_EXERCISE TASK_
Only lines holding the string "Approved" are wanted; copy each one from the material.

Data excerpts
::::

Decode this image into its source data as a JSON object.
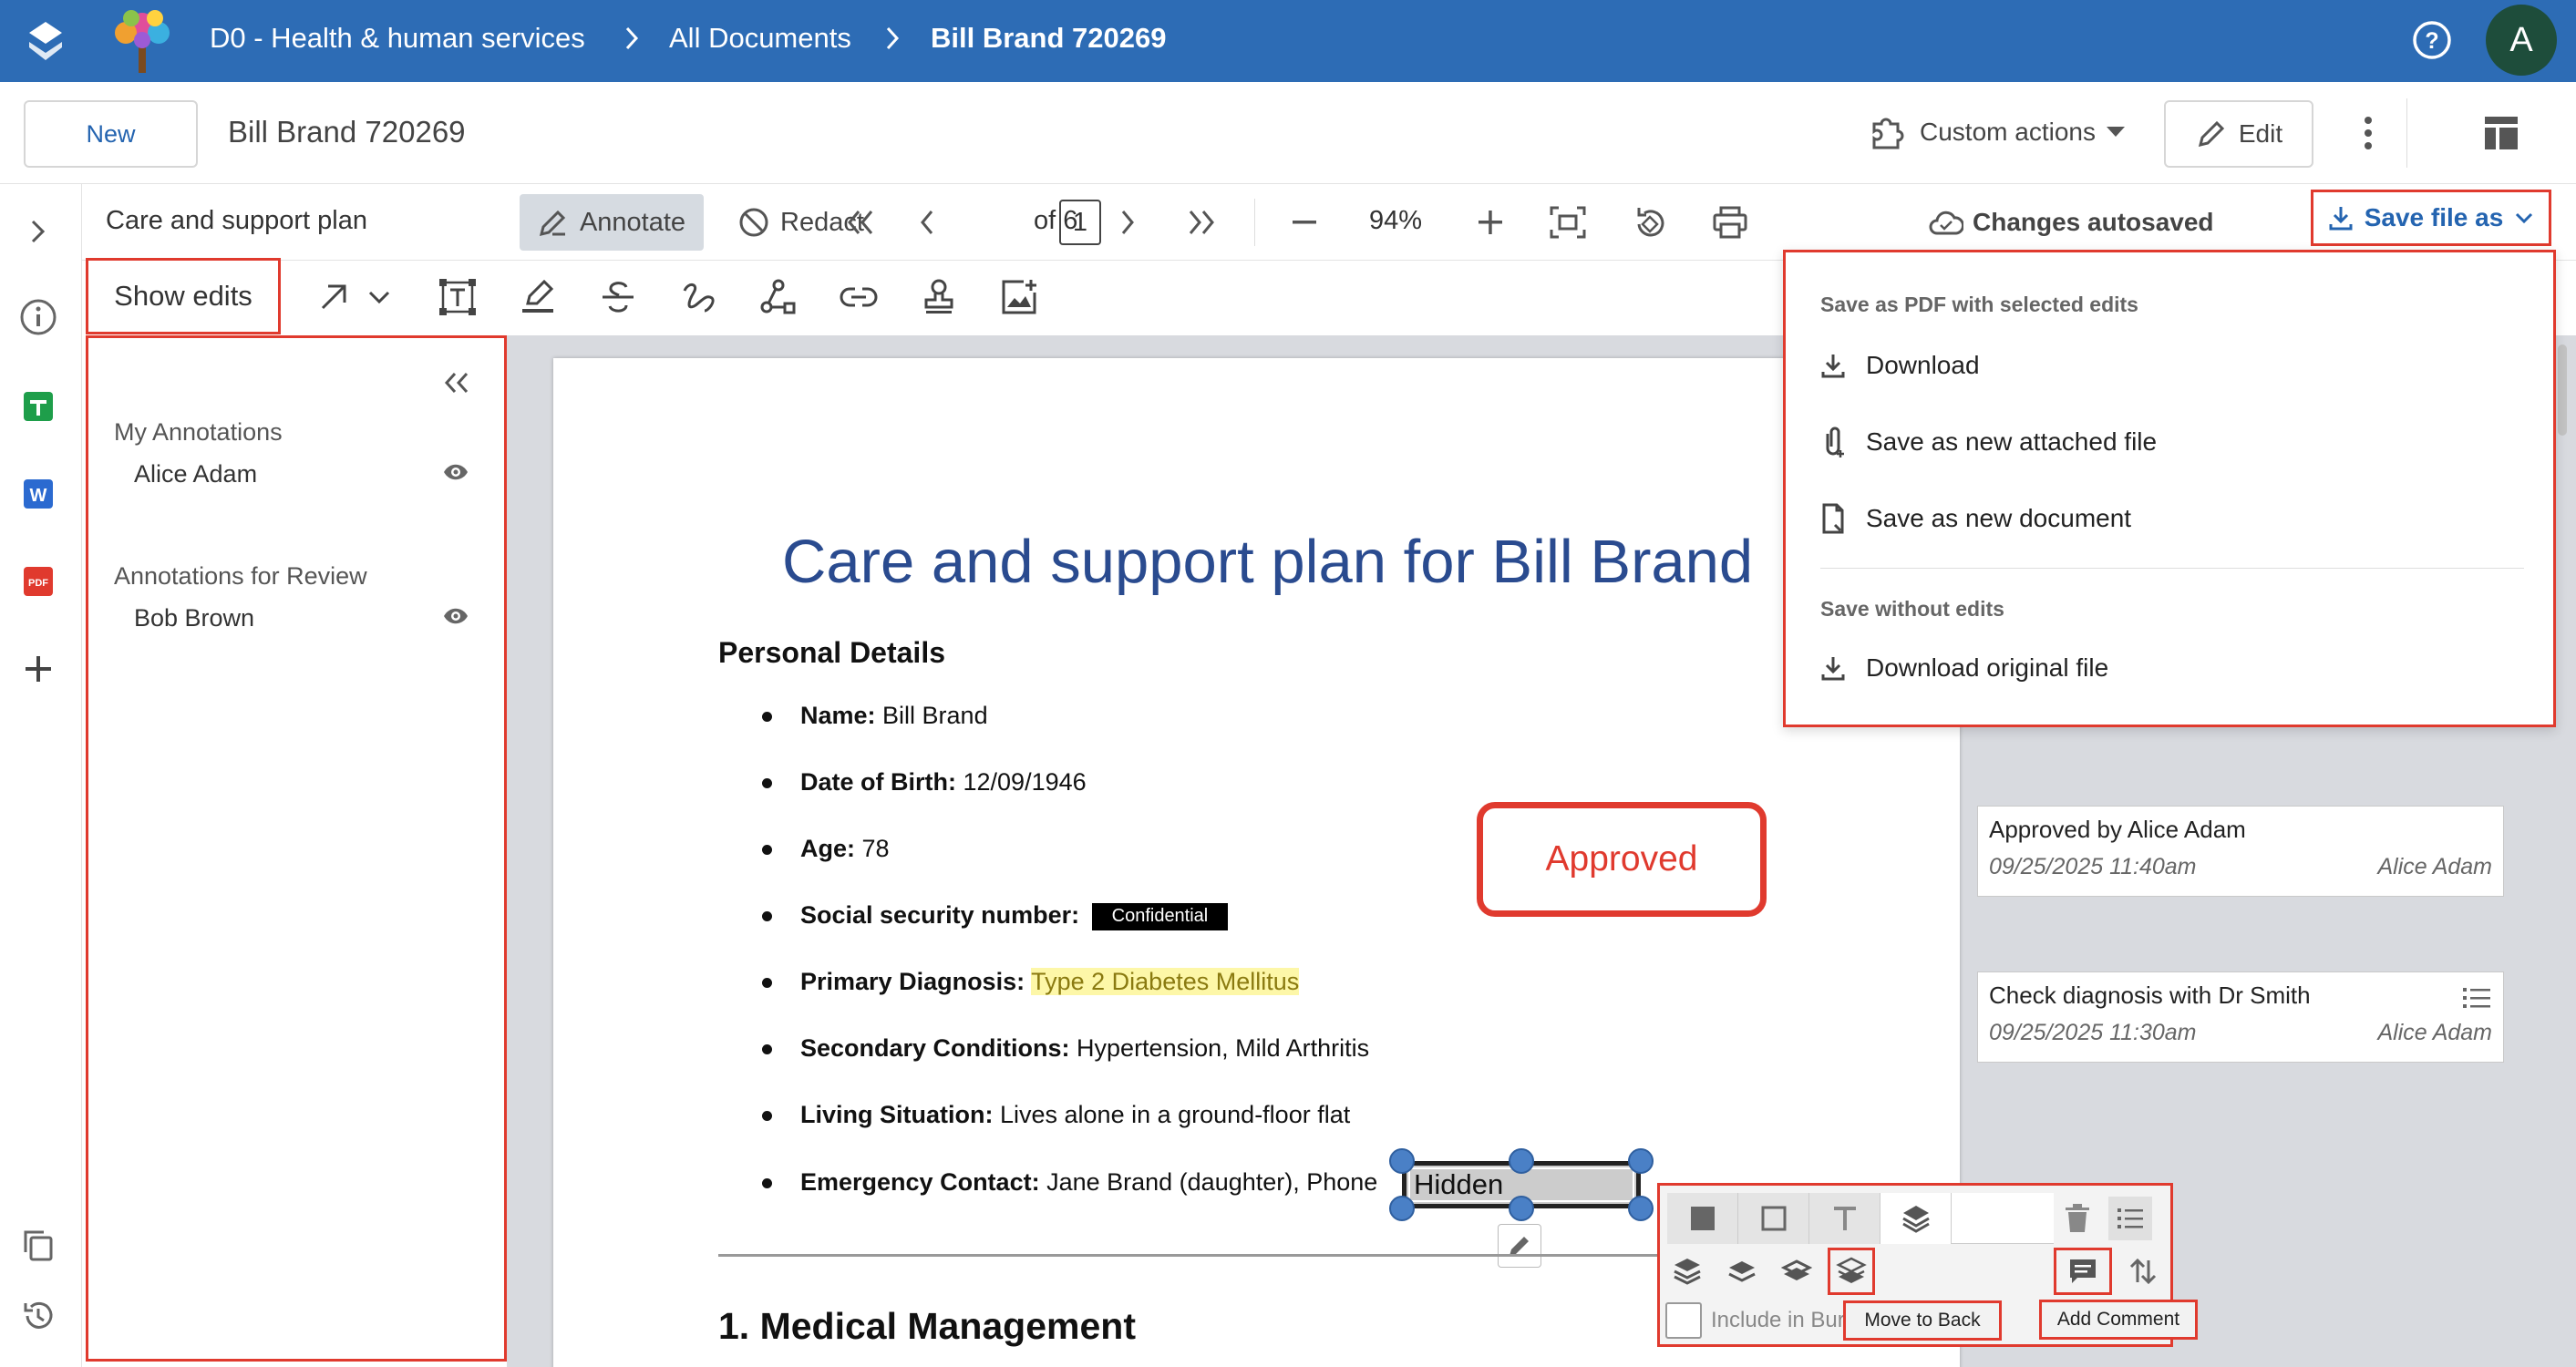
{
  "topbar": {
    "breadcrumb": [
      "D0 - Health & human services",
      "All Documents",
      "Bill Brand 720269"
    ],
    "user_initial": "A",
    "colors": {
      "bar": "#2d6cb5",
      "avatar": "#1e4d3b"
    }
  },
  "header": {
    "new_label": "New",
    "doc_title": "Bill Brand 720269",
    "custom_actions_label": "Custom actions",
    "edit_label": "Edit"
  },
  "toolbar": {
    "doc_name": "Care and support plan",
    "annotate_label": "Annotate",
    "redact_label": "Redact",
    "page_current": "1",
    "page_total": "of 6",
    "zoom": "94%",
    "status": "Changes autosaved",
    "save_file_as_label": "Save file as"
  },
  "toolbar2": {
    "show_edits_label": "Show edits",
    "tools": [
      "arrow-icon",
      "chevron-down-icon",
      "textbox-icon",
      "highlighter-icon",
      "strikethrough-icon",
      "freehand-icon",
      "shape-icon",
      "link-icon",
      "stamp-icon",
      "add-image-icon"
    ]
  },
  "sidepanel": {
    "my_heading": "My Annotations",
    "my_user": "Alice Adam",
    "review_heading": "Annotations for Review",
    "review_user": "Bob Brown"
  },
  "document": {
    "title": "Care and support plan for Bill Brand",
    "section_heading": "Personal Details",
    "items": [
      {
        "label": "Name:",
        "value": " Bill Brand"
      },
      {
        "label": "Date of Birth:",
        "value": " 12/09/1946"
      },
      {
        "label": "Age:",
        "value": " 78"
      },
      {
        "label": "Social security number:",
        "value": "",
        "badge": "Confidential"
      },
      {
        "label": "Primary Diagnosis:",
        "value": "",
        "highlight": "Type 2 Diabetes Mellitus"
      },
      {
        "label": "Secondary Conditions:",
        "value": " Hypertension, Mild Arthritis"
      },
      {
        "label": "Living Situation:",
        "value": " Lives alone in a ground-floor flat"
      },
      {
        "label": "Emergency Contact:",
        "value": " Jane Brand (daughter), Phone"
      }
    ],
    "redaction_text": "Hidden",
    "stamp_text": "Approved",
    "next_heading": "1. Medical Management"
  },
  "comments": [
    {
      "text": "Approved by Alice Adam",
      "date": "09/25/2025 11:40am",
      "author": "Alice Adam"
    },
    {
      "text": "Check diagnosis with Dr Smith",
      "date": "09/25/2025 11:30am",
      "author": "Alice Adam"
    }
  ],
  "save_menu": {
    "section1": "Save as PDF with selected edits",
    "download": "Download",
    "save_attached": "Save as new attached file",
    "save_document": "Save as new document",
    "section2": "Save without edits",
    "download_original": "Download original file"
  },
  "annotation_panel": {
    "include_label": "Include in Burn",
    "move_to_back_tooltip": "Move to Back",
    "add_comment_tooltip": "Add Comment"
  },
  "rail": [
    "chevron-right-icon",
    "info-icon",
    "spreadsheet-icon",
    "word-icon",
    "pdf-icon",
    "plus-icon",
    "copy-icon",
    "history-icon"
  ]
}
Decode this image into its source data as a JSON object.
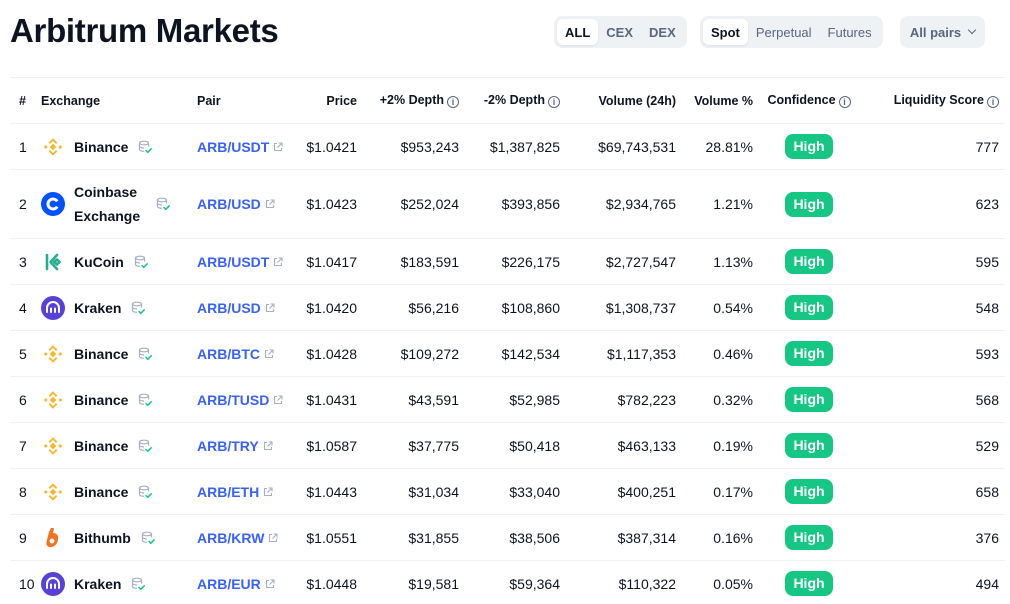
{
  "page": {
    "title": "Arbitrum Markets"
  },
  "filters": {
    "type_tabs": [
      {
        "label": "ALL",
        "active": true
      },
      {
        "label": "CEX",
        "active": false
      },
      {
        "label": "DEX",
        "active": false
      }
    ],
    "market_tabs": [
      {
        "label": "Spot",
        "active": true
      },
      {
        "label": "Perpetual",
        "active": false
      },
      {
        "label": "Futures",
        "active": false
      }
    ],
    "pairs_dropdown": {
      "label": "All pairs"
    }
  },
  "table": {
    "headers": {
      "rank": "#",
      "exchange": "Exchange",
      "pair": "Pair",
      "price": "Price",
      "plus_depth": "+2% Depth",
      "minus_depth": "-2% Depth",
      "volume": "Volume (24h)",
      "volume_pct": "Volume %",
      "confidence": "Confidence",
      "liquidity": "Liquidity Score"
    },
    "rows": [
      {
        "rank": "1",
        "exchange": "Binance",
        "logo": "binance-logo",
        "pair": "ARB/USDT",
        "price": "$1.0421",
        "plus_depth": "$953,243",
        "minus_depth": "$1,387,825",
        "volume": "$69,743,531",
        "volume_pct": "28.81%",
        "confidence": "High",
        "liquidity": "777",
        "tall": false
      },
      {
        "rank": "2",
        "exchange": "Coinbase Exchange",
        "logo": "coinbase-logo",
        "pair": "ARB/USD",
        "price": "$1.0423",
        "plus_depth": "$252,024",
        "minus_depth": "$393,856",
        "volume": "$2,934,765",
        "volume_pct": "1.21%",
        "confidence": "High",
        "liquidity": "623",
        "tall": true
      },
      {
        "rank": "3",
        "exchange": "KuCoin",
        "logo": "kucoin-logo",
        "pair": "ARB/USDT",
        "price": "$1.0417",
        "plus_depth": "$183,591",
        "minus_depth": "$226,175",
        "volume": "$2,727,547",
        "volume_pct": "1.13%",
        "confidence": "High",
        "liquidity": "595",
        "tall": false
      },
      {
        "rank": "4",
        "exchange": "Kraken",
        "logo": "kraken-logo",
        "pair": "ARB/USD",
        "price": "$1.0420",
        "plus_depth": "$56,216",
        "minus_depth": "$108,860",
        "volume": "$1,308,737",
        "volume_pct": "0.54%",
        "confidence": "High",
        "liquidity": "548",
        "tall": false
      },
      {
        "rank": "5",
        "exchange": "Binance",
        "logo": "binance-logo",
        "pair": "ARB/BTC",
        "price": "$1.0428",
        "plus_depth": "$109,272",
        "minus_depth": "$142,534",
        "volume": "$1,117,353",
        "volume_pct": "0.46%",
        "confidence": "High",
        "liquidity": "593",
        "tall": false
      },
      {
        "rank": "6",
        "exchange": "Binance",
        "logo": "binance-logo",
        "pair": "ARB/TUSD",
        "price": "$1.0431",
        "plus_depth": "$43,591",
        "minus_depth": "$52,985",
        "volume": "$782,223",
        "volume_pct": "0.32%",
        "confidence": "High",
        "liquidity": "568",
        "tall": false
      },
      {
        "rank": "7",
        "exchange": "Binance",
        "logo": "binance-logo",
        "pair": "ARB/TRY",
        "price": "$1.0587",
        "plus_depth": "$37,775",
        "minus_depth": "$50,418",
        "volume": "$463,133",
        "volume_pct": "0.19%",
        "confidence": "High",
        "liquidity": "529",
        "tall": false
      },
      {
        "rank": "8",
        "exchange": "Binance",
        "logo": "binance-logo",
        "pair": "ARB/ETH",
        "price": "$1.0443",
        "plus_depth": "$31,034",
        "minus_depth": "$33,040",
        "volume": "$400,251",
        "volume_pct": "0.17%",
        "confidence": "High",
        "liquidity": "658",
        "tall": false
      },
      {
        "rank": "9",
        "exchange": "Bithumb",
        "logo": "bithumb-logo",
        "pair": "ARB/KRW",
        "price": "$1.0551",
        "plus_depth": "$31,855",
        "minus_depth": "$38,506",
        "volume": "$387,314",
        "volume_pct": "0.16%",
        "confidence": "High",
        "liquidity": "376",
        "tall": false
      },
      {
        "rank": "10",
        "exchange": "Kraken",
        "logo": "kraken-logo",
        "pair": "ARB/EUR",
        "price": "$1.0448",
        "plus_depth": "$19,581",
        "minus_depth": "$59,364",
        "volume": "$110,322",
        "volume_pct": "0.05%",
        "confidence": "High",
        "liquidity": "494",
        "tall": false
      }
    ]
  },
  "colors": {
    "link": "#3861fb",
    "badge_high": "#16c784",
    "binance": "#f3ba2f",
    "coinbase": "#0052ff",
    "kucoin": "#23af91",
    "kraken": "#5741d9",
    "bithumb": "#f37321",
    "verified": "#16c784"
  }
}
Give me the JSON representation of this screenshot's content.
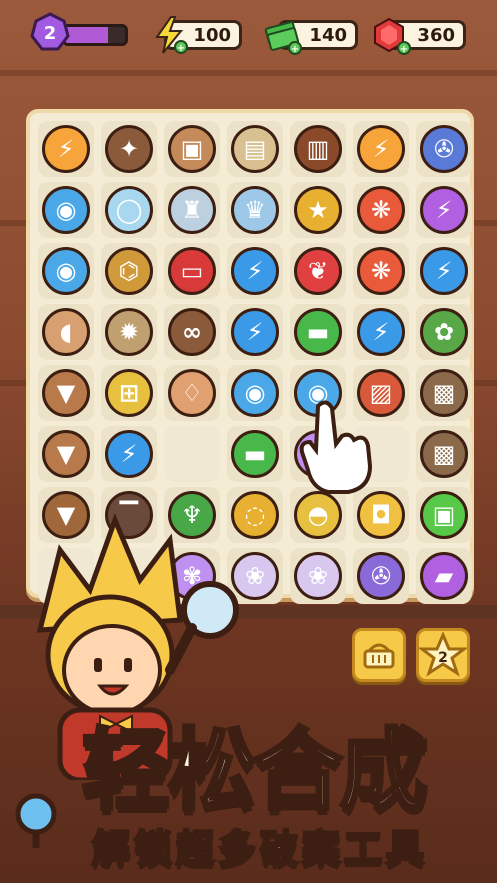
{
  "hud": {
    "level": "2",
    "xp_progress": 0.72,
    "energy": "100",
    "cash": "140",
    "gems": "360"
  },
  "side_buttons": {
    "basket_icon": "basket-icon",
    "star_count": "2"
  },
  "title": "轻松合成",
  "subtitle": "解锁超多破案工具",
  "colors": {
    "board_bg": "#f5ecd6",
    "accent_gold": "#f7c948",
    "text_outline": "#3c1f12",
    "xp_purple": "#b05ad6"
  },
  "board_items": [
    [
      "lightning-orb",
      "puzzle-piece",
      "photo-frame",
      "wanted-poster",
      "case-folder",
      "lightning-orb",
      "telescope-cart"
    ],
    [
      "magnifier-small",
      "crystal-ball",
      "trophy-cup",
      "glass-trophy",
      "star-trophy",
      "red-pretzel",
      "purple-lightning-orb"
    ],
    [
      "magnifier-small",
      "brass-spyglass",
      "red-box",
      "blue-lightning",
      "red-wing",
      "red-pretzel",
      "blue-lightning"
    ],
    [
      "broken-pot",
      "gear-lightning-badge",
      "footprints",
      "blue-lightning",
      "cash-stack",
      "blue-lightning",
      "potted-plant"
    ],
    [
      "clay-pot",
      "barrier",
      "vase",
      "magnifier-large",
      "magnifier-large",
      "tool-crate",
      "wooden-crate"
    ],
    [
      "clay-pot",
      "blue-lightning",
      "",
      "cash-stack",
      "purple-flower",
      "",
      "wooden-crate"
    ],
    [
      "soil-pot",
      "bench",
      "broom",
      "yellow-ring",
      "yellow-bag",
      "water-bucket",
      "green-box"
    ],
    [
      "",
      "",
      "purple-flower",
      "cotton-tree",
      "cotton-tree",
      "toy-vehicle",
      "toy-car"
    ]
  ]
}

::::

_ANSWER BELOW_
    "stamp_text": "Approved",
      "text": "Approved by Alice Adam",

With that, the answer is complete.